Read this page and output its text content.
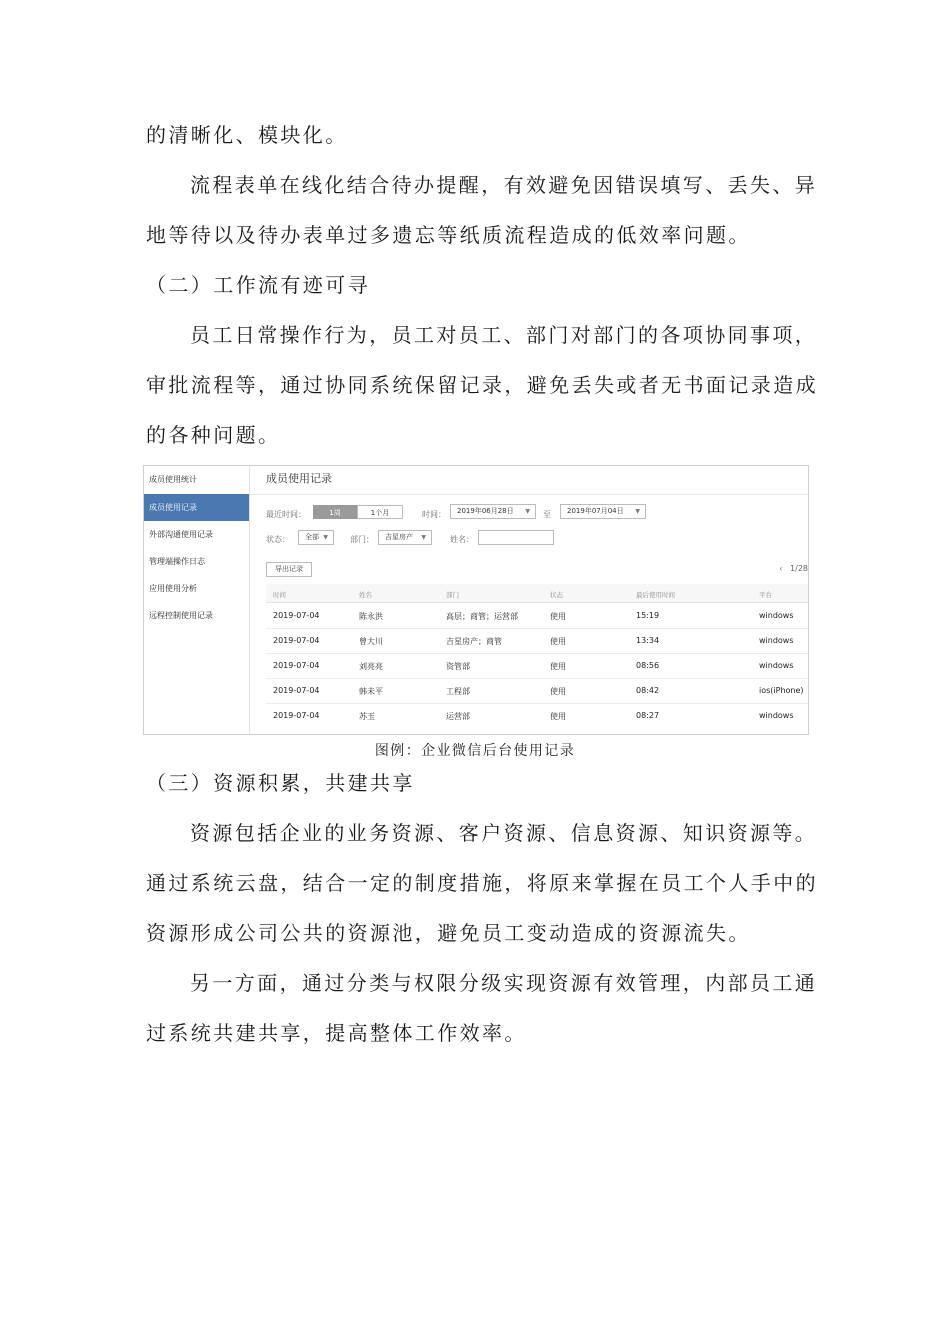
的清晰化、模块化。

流程表单在线化结合待办提醒，有效避免因错误填写、丢失、异

地等待以及待办表单过多遗忘等纸质流程造成的低效率问题。

（二）工作流有迹可寻

员工日常操作行为，员工对员工、部门对部门的各项协同事项，

审批流程等，通过协同系统保留记录，避免丢失或者无书面记录造成

的各种问题。

成员使用统计
成员使用记录
外部沟通使用记录
管理端操作日志
应用使用分析
远程控制使用记录
成员使用记录
最近时间：	1周	1个月	时间：	2019年06月28日 ▼ 至	2019年07月04日 ▼
状态：	全部 ▼	部门：	吉星房产 ▼	姓名：
导出记录	‹ 1/28
时间	姓名	部门	状态	最后使用时间	平台
2019-07-04	陈永洪	高层；商管；运营部	使用	15:19	windows
2019-07-04	曾大川	吉星房产；商管	使用	13:34	windows
2019-07-04	刘亮亮	资管部	使用	08:56	windows
2019-07-04	韩未平	工程部	使用	08:42	ios(iPhone)
2019-07-04	苏玉	运营部	使用	08:27	windows
图例：企业微信后台使用记录

（三）资源积累，共建共享

资源包括企业的业务资源、客户资源、信息资源、知识资源等。

通过系统云盘，结合一定的制度措施，将原来掌握在员工个人手中的

资源形成公司公共的资源池，避免员工变动造成的资源流失。

另一方面，通过分类与权限分级实现资源有效管理，内部员工通

过系统共建共享，提高整体工作效率。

:::

* [Given problem]: Keep the pictures out of the copy and write out the data exactly as it stands.

* [The solution]:
Read this page and output its text content.
的清晰化、模块化。

流程表单在线化结合待办提醒，有效避免因错误填写、丢失、异

地等待以及待办表单过多遗忘等纸质流程造成的低效率问题。

（二）工作流有迹可寻

员工日常操作行为，员工对员工、部门对部门的各项协同事项，

审批流程等，通过协同系统保留记录，避免丢失或者无书面记录造成

的各种问题。

成员使用统计
成员使用记录
外部沟通使用记录
管理端操作日志
应用使用分析
远程控制使用记录
成员使用记录
最近时间：	1周	1个月	时间：	2019年06月28日 ▼ 至	2019年07月04日 ▼
状态：	全部 ▼	部门：	吉星房产 ▼	姓名：
导出记录	‹ 1/28
时间	姓名	部门	状态	最后使用时间	平台
2019-07-04	陈永洪	高层；商管；运营部	使用	15:19	windows
2019-07-04	曾大川	吉星房产；商管	使用	13:34	windows
2019-07-04	刘亮亮	资管部	使用	08:56	windows
2019-07-04	韩未平	工程部	使用	08:42	ios(iPhone)
2019-07-04	苏玉	运营部	使用	08:27	windows
图例：企业微信后台使用记录

（三）资源积累，共建共享

资源包括企业的业务资源、客户资源、信息资源、知识资源等。

通过系统云盘，结合一定的制度措施，将原来掌握在员工个人手中的

资源形成公司公共的资源池，避免员工变动造成的资源流失。

另一方面，通过分类与权限分级实现资源有效管理，内部员工通

过系统共建共享，提高整体工作效率。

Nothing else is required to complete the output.